Records
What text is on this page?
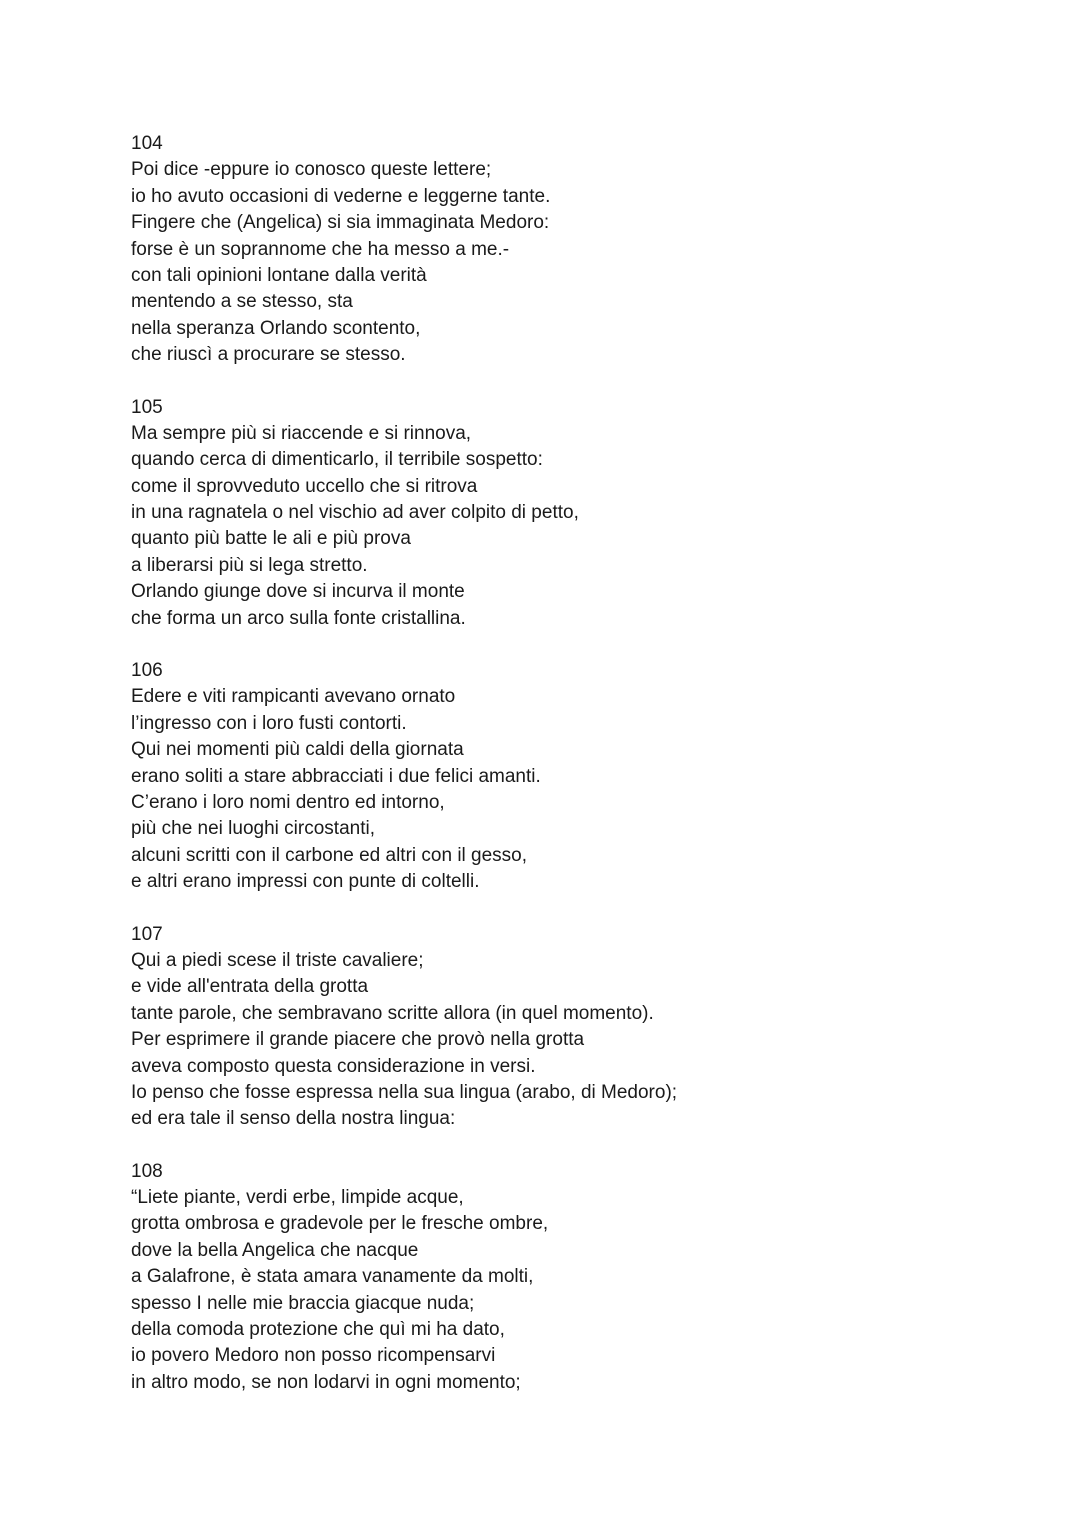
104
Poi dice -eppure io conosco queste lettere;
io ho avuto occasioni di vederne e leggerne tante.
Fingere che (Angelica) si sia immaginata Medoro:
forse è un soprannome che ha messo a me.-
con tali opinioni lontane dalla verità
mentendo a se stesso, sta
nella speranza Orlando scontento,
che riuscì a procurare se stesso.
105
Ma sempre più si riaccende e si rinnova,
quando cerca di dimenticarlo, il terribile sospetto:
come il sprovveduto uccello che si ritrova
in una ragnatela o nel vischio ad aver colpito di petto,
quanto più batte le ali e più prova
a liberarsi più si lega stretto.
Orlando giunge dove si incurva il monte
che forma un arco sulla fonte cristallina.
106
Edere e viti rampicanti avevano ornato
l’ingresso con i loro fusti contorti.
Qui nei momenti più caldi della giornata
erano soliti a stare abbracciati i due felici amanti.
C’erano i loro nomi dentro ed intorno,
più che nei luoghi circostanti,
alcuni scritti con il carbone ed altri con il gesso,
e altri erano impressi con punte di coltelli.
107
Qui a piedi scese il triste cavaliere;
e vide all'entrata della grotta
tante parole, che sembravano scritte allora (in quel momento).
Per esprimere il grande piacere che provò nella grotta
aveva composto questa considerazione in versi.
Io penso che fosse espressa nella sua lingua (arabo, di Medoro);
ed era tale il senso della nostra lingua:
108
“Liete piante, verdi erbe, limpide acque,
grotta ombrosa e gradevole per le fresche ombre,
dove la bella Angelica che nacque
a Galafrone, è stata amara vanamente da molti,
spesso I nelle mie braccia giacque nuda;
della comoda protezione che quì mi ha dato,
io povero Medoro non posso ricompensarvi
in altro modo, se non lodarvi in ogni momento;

§ Short exercise
Copy out each line of the data where the string "Medoro" appears.

§ Finished exercise
Fingere che (Angelica) si sia immaginata Medoro:
Io penso che fosse espressa nella sua lingua (arabo, di Medoro);
io povero Medoro non posso ricompensarvi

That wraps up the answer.